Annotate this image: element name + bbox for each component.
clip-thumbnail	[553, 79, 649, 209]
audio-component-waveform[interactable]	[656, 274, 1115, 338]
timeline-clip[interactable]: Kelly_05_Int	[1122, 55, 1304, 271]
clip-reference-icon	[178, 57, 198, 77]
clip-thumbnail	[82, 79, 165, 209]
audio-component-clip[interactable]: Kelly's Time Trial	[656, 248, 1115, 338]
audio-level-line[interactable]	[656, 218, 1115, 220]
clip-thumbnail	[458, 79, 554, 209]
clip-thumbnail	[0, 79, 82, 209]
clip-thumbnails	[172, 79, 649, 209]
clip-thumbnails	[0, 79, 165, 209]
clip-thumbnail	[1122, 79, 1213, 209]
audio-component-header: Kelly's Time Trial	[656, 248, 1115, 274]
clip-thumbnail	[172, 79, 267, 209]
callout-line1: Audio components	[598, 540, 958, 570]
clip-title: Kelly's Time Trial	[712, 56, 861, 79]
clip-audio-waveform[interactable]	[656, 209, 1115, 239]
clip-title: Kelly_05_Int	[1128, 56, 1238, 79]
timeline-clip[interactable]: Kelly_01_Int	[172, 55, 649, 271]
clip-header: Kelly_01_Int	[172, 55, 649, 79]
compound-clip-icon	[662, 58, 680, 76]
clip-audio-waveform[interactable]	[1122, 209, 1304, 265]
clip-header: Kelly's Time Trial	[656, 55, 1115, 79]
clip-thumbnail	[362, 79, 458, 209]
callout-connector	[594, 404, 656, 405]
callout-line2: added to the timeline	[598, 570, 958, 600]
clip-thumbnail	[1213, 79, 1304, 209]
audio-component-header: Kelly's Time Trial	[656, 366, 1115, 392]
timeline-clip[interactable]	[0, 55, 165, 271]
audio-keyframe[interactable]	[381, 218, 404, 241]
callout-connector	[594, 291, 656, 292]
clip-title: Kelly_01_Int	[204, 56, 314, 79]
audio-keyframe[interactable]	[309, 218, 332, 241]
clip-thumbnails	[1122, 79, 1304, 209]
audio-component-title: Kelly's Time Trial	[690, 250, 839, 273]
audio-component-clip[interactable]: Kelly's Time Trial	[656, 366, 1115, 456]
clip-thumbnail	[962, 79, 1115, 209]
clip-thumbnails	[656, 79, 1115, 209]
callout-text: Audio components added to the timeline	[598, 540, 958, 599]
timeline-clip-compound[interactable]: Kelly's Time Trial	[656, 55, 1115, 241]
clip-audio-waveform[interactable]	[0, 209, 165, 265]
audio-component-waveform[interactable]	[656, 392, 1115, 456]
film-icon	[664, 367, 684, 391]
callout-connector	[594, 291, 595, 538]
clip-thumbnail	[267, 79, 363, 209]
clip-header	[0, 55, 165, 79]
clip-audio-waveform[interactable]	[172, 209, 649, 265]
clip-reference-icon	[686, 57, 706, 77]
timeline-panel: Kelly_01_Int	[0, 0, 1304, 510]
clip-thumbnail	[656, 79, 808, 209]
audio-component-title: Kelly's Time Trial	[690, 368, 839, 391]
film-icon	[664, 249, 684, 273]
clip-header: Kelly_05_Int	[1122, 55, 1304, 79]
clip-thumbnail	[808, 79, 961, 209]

————

Instructions to follow: Collect every line in the entries above that contains the string "callout".

Response for this exercise:
callout-line1: Audio components	[598, 540, 958, 570]
callout-connector	[594, 404, 656, 405]
callout-line2: added to the timeline	[598, 570, 958, 600]
callout-connector	[594, 291, 656, 292]
callout-text: Audio components added to the timeline	[598, 540, 958, 599]
callout-connector	[594, 291, 595, 538]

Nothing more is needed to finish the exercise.